SHORT TASK: Locate every line in the material below that has the word "this". Copy each of those lines.

Dataset rows about figures:
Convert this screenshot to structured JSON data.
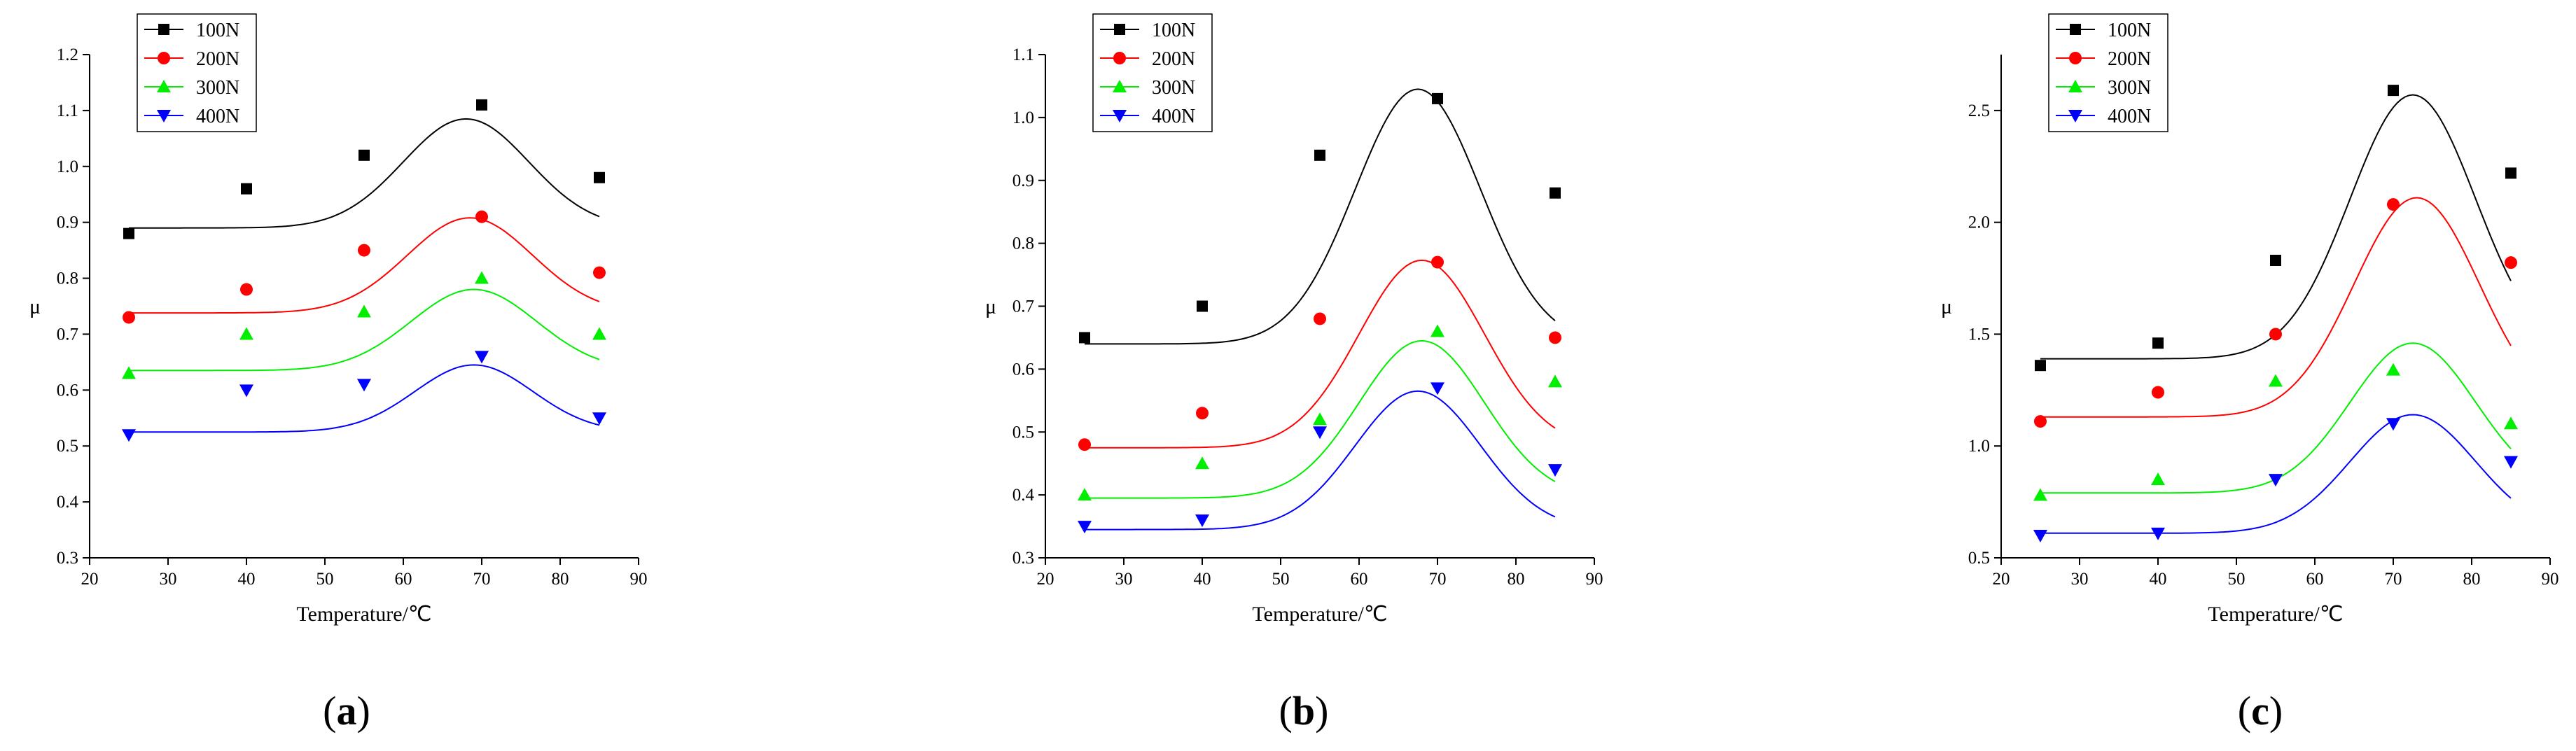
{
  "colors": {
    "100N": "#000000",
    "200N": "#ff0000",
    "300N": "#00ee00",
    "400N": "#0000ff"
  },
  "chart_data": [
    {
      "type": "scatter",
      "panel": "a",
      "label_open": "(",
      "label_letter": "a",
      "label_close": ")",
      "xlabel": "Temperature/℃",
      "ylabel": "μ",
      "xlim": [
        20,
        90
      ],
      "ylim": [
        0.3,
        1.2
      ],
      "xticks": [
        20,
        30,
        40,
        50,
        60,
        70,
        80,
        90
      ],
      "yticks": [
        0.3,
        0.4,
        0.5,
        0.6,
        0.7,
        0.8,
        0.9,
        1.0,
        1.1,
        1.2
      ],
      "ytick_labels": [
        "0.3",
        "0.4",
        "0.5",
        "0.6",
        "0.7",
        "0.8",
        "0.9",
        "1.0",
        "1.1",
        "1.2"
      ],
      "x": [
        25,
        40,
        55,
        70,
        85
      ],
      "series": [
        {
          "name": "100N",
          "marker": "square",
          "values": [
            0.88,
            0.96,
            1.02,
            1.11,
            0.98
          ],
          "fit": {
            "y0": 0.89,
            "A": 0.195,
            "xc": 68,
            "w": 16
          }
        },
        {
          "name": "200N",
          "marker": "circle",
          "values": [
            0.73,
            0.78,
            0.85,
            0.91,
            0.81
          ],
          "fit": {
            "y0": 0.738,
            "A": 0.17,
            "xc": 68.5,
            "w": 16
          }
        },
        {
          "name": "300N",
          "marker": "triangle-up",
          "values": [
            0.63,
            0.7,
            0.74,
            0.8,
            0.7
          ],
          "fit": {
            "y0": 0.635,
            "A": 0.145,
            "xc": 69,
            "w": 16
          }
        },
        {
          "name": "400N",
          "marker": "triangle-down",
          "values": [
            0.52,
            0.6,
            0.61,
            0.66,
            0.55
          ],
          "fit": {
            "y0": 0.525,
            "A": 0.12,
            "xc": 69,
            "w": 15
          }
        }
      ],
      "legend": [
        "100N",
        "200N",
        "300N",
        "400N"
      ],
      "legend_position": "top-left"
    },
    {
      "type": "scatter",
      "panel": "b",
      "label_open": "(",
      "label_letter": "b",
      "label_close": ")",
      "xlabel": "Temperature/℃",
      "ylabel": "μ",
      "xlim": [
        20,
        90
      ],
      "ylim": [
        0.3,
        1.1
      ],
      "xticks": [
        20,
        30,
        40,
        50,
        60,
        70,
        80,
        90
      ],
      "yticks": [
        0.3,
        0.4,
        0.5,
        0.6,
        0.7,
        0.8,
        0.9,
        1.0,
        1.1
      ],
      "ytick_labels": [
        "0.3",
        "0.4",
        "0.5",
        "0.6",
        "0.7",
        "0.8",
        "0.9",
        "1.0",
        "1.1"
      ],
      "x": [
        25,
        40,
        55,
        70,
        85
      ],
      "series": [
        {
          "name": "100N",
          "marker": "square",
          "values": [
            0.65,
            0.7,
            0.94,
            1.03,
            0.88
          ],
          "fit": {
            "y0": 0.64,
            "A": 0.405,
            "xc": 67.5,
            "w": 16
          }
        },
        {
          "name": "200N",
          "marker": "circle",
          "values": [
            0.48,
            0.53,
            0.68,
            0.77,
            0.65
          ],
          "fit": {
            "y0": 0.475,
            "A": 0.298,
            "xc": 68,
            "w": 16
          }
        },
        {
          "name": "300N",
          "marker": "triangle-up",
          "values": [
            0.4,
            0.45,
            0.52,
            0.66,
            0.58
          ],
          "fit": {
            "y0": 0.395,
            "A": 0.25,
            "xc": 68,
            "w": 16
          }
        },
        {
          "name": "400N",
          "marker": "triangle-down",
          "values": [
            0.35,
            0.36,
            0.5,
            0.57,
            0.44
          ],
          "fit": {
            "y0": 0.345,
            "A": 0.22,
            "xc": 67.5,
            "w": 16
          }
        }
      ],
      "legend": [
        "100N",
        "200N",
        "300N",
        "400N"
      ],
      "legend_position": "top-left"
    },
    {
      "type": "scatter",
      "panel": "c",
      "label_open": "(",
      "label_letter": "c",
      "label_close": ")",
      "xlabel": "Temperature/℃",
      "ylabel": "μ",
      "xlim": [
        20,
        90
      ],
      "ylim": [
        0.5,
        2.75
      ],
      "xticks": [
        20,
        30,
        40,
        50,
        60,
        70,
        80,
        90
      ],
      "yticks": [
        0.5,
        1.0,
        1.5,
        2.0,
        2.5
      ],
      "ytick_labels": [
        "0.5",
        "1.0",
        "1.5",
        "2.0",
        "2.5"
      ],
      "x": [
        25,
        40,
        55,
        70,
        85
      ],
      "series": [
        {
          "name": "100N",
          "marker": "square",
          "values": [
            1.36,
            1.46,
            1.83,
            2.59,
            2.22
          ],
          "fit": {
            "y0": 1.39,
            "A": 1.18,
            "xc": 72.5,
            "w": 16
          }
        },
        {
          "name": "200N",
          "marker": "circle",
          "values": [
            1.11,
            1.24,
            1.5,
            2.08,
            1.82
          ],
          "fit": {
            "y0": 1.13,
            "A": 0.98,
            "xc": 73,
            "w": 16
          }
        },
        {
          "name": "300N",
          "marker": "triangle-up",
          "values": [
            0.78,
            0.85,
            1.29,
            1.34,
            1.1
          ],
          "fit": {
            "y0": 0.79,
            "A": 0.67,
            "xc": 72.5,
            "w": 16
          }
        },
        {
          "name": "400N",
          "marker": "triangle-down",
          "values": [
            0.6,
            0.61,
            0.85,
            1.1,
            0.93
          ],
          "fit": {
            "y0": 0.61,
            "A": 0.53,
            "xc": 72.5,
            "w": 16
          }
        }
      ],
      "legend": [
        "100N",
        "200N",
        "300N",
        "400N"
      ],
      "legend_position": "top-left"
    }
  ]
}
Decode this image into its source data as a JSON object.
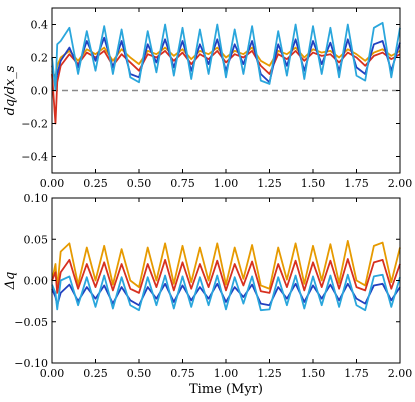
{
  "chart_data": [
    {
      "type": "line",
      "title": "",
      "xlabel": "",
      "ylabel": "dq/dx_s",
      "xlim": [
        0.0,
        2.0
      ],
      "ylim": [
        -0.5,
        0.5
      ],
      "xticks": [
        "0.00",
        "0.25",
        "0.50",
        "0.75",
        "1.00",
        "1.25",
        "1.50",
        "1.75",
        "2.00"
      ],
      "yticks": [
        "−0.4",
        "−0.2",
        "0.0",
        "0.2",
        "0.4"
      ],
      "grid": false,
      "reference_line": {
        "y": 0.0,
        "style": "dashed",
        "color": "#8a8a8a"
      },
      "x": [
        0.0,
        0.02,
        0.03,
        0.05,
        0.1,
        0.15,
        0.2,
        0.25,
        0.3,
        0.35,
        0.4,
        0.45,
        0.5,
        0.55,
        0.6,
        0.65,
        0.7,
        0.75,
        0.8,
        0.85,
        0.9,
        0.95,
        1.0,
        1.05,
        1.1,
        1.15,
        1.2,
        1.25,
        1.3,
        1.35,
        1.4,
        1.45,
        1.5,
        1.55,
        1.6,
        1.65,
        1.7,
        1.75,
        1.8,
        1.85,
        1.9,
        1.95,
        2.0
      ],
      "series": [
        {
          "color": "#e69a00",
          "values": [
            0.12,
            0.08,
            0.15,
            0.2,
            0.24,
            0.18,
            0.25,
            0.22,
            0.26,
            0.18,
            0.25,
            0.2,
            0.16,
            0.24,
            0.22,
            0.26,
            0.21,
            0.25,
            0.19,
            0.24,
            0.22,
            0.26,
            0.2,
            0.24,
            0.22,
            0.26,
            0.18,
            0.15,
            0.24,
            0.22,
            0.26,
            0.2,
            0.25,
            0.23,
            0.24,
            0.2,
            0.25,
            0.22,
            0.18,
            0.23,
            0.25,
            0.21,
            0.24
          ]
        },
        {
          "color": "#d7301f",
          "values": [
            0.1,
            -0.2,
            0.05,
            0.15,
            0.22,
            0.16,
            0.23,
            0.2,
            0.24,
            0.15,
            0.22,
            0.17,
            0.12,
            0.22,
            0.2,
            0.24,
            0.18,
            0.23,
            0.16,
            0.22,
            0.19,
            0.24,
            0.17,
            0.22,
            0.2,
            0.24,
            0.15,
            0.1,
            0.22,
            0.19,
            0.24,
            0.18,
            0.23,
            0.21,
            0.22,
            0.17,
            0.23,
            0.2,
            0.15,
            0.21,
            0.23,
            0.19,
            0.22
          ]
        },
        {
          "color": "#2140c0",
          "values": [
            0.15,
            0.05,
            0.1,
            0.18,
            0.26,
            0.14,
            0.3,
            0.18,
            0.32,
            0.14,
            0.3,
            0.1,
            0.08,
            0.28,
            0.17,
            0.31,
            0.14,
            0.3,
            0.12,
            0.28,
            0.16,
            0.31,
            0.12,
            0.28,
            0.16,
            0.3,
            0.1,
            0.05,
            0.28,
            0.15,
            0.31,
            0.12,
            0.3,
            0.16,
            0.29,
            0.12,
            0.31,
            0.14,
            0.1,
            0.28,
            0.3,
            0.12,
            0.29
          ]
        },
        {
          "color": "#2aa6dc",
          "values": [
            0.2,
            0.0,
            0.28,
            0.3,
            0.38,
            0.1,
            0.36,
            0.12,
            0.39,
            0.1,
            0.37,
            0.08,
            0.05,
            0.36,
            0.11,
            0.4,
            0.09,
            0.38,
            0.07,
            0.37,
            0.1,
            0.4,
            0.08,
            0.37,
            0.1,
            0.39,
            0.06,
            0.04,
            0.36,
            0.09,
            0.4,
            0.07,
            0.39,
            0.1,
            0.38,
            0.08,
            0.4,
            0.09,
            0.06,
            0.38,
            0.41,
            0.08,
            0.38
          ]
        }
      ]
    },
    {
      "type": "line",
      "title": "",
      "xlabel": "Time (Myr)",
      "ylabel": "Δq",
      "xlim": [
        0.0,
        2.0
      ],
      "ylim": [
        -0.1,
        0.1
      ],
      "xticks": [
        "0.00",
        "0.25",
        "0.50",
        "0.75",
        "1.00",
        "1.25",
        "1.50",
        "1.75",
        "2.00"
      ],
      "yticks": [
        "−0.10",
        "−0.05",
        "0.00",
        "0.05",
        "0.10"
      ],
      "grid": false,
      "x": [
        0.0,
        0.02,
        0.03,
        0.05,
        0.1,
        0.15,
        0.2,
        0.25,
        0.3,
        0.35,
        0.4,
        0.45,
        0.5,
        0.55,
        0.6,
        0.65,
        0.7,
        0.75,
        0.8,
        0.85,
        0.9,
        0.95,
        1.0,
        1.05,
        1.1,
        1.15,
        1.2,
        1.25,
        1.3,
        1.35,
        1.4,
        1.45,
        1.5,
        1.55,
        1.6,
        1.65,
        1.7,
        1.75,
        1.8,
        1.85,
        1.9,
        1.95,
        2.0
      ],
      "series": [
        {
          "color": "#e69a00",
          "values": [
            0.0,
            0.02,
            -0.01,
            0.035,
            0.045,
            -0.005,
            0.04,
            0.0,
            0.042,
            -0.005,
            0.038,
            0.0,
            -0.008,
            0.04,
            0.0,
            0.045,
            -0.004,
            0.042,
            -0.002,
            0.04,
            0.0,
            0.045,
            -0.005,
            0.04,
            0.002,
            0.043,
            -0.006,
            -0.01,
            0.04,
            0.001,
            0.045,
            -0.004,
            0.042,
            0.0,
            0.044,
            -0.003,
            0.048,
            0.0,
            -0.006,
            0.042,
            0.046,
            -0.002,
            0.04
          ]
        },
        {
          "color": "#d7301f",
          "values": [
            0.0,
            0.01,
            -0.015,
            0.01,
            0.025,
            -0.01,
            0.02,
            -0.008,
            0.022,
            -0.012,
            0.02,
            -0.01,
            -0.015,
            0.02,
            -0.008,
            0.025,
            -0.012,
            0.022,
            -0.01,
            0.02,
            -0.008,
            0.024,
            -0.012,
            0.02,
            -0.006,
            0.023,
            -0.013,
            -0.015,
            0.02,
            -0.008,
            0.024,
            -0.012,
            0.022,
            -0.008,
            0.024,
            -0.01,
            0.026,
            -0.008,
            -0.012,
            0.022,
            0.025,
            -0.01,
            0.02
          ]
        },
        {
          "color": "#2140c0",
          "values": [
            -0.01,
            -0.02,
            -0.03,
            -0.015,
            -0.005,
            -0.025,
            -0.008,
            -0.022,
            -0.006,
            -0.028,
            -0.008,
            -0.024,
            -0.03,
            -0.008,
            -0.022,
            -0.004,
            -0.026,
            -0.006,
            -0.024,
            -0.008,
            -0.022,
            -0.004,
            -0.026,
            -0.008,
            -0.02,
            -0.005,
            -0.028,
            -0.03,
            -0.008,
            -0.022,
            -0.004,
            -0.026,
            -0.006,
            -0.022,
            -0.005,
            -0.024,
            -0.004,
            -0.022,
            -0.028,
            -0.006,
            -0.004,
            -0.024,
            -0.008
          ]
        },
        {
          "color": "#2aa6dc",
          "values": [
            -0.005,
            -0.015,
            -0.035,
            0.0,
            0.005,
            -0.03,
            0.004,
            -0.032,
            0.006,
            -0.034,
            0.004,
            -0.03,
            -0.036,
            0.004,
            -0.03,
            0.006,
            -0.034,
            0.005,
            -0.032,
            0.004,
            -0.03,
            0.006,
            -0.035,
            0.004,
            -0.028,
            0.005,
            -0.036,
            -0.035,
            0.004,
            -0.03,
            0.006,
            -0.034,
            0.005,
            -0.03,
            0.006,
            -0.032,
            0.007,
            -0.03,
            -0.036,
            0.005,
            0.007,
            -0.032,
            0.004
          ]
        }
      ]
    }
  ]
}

EXERCISE SOLUTION:
Convert this screenshot to structured JSON data.
Decode this image into its source data as a JSON object.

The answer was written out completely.